--- Start of Dataset entries ---

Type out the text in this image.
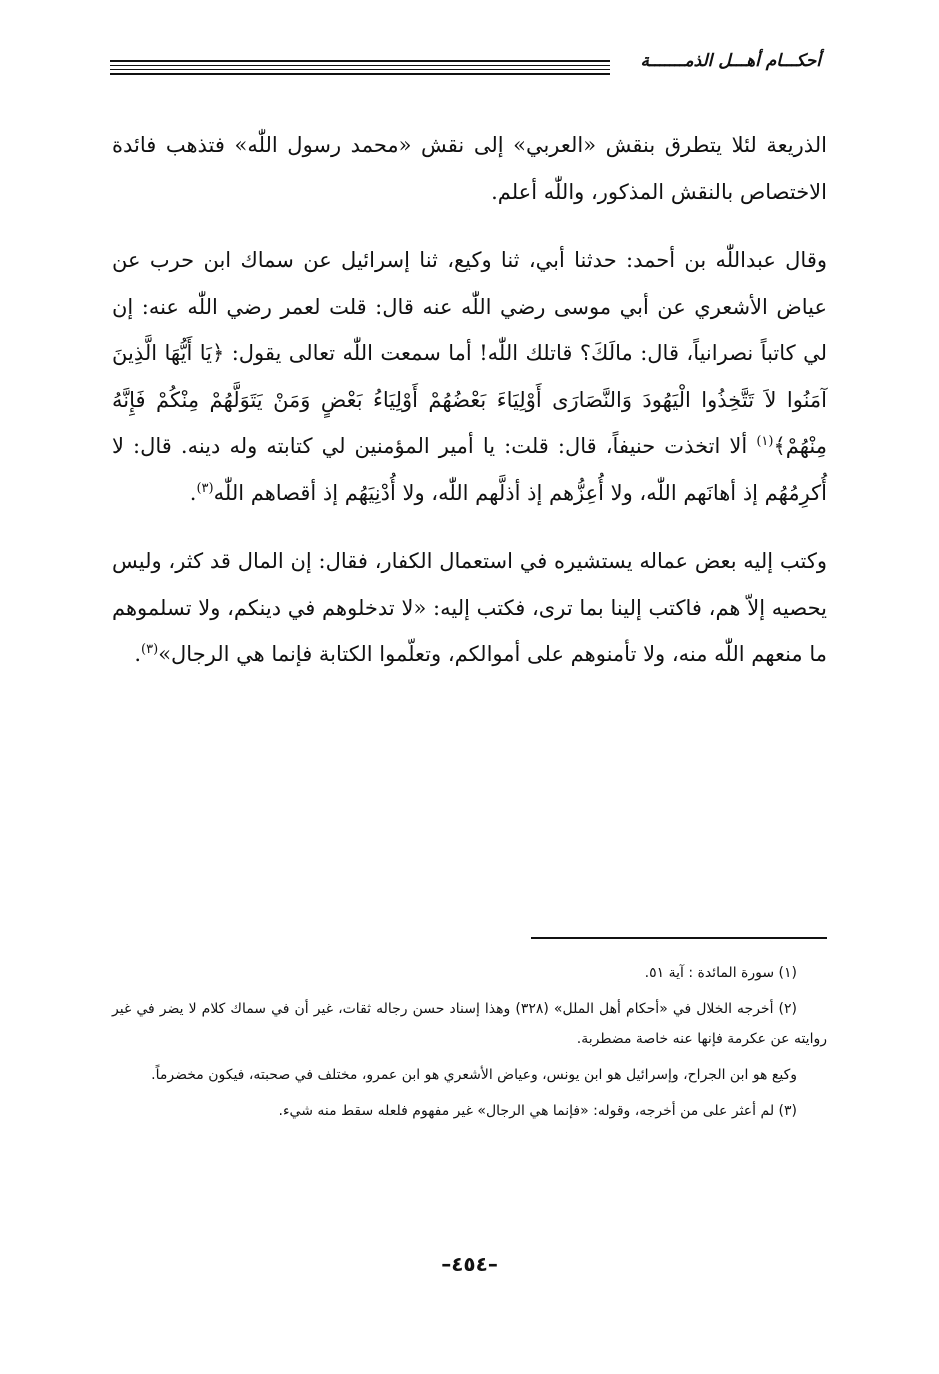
أحكـــام أهـــل الذمـــــــة

الذريعة لئلا يتطرق بنقش «العربي» إلى نقش «محمد رسول اللّٰه» فتذهب فائدة الاختصاص بالنقش المذكور، واللّٰه أعلم.

وقال عبداللّٰه بن أحمد: حدثنا أبي، ثنا وكيع، ثنا إسرائيل عن سماك ابن حرب عن عياض الأشعري عن أبي موسى رضي اللّٰه عنه قال: قلت لعمر رضي اللّٰه عنه: إن لي كاتباً نصرانياً، قال: مالَكَ؟ قاتلك اللّٰه! أما سمعت اللّٰه تعالى يقول: ﴿يَا أَيُّهَا الَّذِينَ آمَنُوا لاَ تَتَّخِذُوا الْيَهُودَ وَالنَّصَارَى أَوْلِيَاءَ بَعْضُهُمْ أَوْلِيَاءُ بَعْضٍ وَمَنْ يَتَوَلَّهُمْ مِنْكُمْ فَإِنَّهُ مِنْهُمْ﴾$^{(١)}$ ألا اتخذت حنيفاً، قال: قلت: يا أمير المؤمنين لي كتابته وله دينه. قال: لا أُكرِمُهُم إذ أهانَهم اللّٰه، ولا أُعِزُّهم إذ أذلَّهم اللّٰه، ولا أُدْنِيَهُم إذ أقصاهم اللّٰه$^{(٣)}$.

وكتب إليه بعض عماله يستشيره في استعمال الكفار، فقال: إن المال قد كثر، وليس يحصيه إلاّ هم، فاكتب إلينا بما ترى، فكتب إليه: «لا تدخلوهم في دينكم، ولا تسلموهم ما منعهم اللّٰه منه، ولا تأمنوهم على أموالكم، وتعلّموا الكتابة فإنما هي الرجال»$^{(٣)}$.

(١) سورة المائدة : آية ٥١.

(٢) أخرجه الخلال في «أحكام أهل الملل» (٣٢٨) وهذا إسناد حسن رجاله ثقات، غير أن في سماك كلام لا يضر في غير روايته عن عكرمة فإنها عنه خاصة مضطربة.

وكيع هو ابن الجراح، وإسرائيل هو ابن يونس، وعياض الأشعري هو ابن عمرو، مختلف في صحبته، فيكون مخضرماً.

(٣) لم أعثر على من أخرجه، وقوله: «فإنما هي الرجال» غير مفهوم فلعله سقط منه شيء.

–٤٥٤–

--- End of Dataset entries ---

--- Task to carry out ---
Copy all lines from the data that hold the word "الرجال".

--- Task response ---
وكتب إليه بعض عماله يستشيره في استعمال الكفار، فقال: إن المال قد كثر، وليس يحصيه إلاّ هم، فاكتب إلينا بما ترى، فكتب إليه: «لا تدخلوهم في دينكم، ولا تسلموهم ما منعهم اللّٰه منه، ولا تأمنوهم على أموالكم، وتعلّموا الكتابة فإنما هي الرجال»$^{(٣)}$.
(٣) لم أعثر على من أخرجه، وقوله: «فإنما هي الرجال» غير مفهوم فلعله سقط منه شيء.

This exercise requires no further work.